Written exercise
Write out the whole listing, matching it exactly.

↓↓↓

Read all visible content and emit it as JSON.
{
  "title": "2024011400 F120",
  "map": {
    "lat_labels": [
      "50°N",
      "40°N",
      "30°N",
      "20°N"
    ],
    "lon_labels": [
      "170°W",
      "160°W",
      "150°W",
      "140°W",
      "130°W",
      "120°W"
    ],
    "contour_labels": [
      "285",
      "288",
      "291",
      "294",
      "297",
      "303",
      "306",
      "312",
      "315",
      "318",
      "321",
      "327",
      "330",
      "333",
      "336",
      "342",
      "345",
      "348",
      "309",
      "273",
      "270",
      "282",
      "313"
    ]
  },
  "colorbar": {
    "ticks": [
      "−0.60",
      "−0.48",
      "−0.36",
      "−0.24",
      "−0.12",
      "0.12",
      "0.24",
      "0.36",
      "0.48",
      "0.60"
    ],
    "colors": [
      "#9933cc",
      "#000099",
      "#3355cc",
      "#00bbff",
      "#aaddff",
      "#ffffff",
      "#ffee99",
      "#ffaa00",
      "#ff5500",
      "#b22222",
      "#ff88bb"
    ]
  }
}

↑↑↑

Solution for this problem
Read all visible content and emit it as JSON.
{
  "title": "2024011400 F120",
  "map": {
    "lat_labels": [
      "50°N",
      "40°N",
      "30°N",
      "20°N"
    ],
    "lon_labels": [
      "170°W",
      "160°W",
      "150°W",
      "140°W",
      "130°W",
      "120°W"
    ],
    "contour_labels": [
      "285",
      "288",
      "291",
      "294",
      "297",
      "303",
      "306",
      "312",
      "315",
      "318",
      "321",
      "327",
      "330",
      "333",
      "336",
      "342",
      "345",
      "348",
      "309",
      "273",
      "270",
      "282",
      "313"
    ]
  },
  "colorbar": {
    "ticks": [
      "−0.60",
      "−0.48",
      "−0.36",
      "−0.24",
      "−0.12",
      "0.12",
      "0.24",
      "0.36",
      "0.48",
      "0.60"
    ],
    "colors": [
      "#9933cc",
      "#000099",
      "#3355cc",
      "#00bbff",
      "#aaddff",
      "#ffffff",
      "#ffee99",
      "#ffaa00",
      "#ff5500",
      "#b22222",
      "#ff88bb"
    ]
  }
}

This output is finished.